PROBLEM REQUIREMENTS » Reproduce the entries exactly.

** START OF RECORDS SHOWN **

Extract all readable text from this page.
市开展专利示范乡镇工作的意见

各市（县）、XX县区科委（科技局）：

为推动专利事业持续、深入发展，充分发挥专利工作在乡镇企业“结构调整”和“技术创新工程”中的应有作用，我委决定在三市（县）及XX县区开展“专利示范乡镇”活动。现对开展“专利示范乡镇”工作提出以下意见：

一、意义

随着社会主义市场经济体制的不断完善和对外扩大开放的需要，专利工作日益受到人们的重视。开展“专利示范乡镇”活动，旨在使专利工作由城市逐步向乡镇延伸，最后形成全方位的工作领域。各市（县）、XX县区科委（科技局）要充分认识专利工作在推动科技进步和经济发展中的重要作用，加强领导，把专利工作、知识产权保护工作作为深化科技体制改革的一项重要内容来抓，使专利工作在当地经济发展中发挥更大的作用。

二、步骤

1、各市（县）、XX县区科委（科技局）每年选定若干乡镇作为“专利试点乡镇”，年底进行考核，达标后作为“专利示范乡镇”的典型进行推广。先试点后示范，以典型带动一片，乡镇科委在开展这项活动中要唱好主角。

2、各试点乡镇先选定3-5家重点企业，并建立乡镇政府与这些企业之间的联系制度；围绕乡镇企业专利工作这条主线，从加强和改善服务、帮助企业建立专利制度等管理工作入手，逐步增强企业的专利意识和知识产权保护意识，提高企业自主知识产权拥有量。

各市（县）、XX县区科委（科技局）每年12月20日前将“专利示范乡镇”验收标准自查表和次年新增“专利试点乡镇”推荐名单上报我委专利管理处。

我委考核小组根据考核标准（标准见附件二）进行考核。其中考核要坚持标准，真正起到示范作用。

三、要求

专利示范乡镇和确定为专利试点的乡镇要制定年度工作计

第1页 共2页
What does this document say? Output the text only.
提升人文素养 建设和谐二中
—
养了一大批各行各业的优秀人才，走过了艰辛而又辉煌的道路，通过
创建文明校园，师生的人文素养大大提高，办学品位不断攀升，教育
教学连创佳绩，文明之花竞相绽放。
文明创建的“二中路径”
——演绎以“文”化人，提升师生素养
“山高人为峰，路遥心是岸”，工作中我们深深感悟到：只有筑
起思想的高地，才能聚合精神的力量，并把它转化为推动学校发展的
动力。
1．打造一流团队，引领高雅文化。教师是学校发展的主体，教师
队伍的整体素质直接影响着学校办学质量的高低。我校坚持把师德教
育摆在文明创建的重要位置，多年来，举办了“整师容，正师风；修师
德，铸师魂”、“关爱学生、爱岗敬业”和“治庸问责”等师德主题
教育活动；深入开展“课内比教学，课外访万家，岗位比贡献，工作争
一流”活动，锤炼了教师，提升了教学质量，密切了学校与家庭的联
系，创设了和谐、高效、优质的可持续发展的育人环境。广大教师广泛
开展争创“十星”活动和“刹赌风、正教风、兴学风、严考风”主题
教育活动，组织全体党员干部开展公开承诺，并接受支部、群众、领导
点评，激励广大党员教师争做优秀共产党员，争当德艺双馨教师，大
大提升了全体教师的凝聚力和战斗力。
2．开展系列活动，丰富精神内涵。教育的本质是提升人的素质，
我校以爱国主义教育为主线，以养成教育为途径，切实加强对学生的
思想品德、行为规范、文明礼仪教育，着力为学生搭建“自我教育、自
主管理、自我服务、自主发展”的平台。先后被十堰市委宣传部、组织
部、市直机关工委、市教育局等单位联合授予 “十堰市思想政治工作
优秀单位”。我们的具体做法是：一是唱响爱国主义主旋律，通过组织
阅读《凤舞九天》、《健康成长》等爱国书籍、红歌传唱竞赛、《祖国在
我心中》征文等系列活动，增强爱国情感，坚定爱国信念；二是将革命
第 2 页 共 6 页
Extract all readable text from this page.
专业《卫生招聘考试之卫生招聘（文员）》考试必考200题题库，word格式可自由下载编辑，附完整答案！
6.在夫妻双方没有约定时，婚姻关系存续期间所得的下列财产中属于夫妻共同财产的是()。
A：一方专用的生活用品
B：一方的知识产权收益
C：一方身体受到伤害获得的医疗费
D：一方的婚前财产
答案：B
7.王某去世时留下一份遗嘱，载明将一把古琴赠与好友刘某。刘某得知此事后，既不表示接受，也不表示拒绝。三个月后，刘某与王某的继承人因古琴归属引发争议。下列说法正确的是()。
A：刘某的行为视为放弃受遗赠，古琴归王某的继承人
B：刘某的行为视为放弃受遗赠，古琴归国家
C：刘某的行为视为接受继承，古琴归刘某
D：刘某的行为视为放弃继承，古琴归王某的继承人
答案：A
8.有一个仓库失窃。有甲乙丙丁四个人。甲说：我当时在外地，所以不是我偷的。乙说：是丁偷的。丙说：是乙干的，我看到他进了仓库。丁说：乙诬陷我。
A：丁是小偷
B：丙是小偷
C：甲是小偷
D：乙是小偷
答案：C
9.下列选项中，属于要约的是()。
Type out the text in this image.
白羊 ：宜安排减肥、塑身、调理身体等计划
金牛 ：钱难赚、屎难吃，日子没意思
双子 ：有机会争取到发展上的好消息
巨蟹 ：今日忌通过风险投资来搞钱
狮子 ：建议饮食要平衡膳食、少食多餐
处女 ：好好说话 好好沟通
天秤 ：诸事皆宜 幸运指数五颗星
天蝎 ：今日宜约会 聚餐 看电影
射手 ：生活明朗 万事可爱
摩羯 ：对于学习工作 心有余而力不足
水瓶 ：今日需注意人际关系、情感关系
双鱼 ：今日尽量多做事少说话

** END OF RECORDS SHOWN **

SOLUTION TO THE EXERCISE »
Extract all readable text from this page.
市开展专利示范乡镇工作的意见

各市（县）、XX县区科委（科技局）：

为推动专利事业持续、深入发展，充分发挥专利工作在乡镇企业“结构调整”和“技术创新工程”中的应有作用，我委决定在三市（县）及XX县区开展“专利示范乡镇”活动。现对开展“专利示范乡镇”工作提出以下意见：

一、意义

随着社会主义市场经济体制的不断完善和对外扩大开放的需要，专利工作日益受到人们的重视。开展“专利示范乡镇”活动，旨在使专利工作由城市逐步向乡镇延伸，最后形成全方位的工作领域。各市（县）、XX县区科委（科技局）要充分认识专利工作在推动科技进步和经济发展中的重要作用，加强领导，把专利工作、知识产权保护工作作为深化科技体制改革的一项重要内容来抓，使专利工作在当地经济发展中发挥更大的作用。

二、步骤

1、各市（县）、XX县区科委（科技局）每年选定若干乡镇作为“专利试点乡镇”，年底进行考核，达标后作为“专利示范乡镇”的典型进行推广。先试点后示范，以典型带动一片，乡镇科委在开展这项活动中要唱好主角。

2、各试点乡镇先选定3-5家重点企业，并建立乡镇政府与这些企业之间的联系制度；围绕乡镇企业专利工作这条主线，从加强和改善服务、帮助企业建立专利制度等管理工作入手，逐步增强企业的专利意识和知识产权保护意识，提高企业自主知识产权拥有量。

各市（县）、XX县区科委（科技局）每年12月20日前将“专利示范乡镇”验收标准自查表和次年新增“专利试点乡镇”推荐名单上报我委专利管理处。

我委考核小组根据考核标准（标准见附件二）进行考核。其中考核要坚持标准，真正起到示范作用。

三、要求

专利示范乡镇和确定为专利试点的乡镇要制定年度工作计

第1页 共2页
What does this document say? Output the text only.
提升人文素养 建设和谐二中
—
养了一大批各行各业的优秀人才，走过了艰辛而又辉煌的道路，通过
创建文明校园，师生的人文素养大大提高，办学品位不断攀升，教育
教学连创佳绩，文明之花竞相绽放。
文明创建的“二中路径”
——演绎以“文”化人，提升师生素养
“山高人为峰，路遥心是岸”，工作中我们深深感悟到：只有筑
起思想的高地，才能聚合精神的力量，并把它转化为推动学校发展的
动力。
1．打造一流团队，引领高雅文化。教师是学校发展的主体，教师
队伍的整体素质直接影响着学校办学质量的高低。我校坚持把师德教
育摆在文明创建的重要位置，多年来，举办了“整师容，正师风；修师
德，铸师魂”、“关爱学生、爱岗敬业”和“治庸问责”等师德主题
教育活动；深入开展“课内比教学，课外访万家，岗位比贡献，工作争
一流”活动，锤炼了教师，提升了教学质量，密切了学校与家庭的联
系，创设了和谐、高效、优质的可持续发展的育人环境。广大教师广泛
开展争创“十星”活动和“刹赌风、正教风、兴学风、严考风”主题
教育活动，组织全体党员干部开展公开承诺，并接受支部、群众、领导
点评，激励广大党员教师争做优秀共产党员，争当德艺双馨教师，大
大提升了全体教师的凝聚力和战斗力。
2．开展系列活动，丰富精神内涵。教育的本质是提升人的素质，
我校以爱国主义教育为主线，以养成教育为途径，切实加强对学生的
思想品德、行为规范、文明礼仪教育，着力为学生搭建“自我教育、自
主管理、自我服务、自主发展”的平台。先后被十堰市委宣传部、组织
部、市直机关工委、市教育局等单位联合授予 “十堰市思想政治工作
优秀单位”。我们的具体做法是：一是唱响爱国主义主旋律，通过组织
阅读《凤舞九天》、《健康成长》等爱国书籍、红歌传唱竞赛、《祖国在
我心中》征文等系列活动，增强爱国情感，坚定爱国信念；二是将革命
第 2 页 共 6 页
Extract all readable text from this page.
专业《卫生招聘考试之卫生招聘（文员）》考试必考200题题库，word格式可自由下载编辑，附完整答案！
6.在夫妻双方没有约定时，婚姻关系存续期间所得的下列财产中属于夫妻共同财产的是()。
A：一方专用的生活用品
B：一方的知识产权收益
C：一方身体受到伤害获得的医疗费
D：一方的婚前财产
答案：B
7.王某去世时留下一份遗嘱，载明将一把古琴赠与好友刘某。刘某得知此事后，既不表示接受，也不表示拒绝。三个月后，刘某与王某的继承人因古琴归属引发争议。下列说法正确的是()。
A：刘某的行为视为放弃受遗赠，古琴归王某的继承人
B：刘某的行为视为放弃受遗赠，古琴归国家
C：刘某的行为视为接受继承，古琴归刘某
D：刘某的行为视为放弃继承，古琴归王某的继承人
答案：A
8.有一个仓库失窃。有甲乙丙丁四个人。甲说：我当时在外地，所以不是我偷的。乙说：是丁偷的。丙说：是乙干的，我看到他进了仓库。丁说：乙诬陷我。
A：丁是小偷
B：丙是小偷
C：甲是小偷
D：乙是小偷
答案：C
9.下列选项中，属于要约的是()。
Type out the text in this image.
白羊 ：宜安排减肥、塑身、调理身体等计划
金牛 ：钱难赚、屎难吃，日子没意思
双子 ：有机会争取到发展上的好消息
巨蟹 ：今日忌通过风险投资来搞钱
狮子 ：建议饮食要平衡膳食、少食多餐
处女 ：好好说话 好好沟通
天秤 ：诸事皆宜 幸运指数五颗星
天蝎 ：今日宜约会 聚餐 看电影
射手 ：生活明朗 万事可爱
摩羯 ：对于学习工作 心有余而力不足
水瓶 ：今日需注意人际关系、情感关系
双鱼 ：今日尽量多做事少说话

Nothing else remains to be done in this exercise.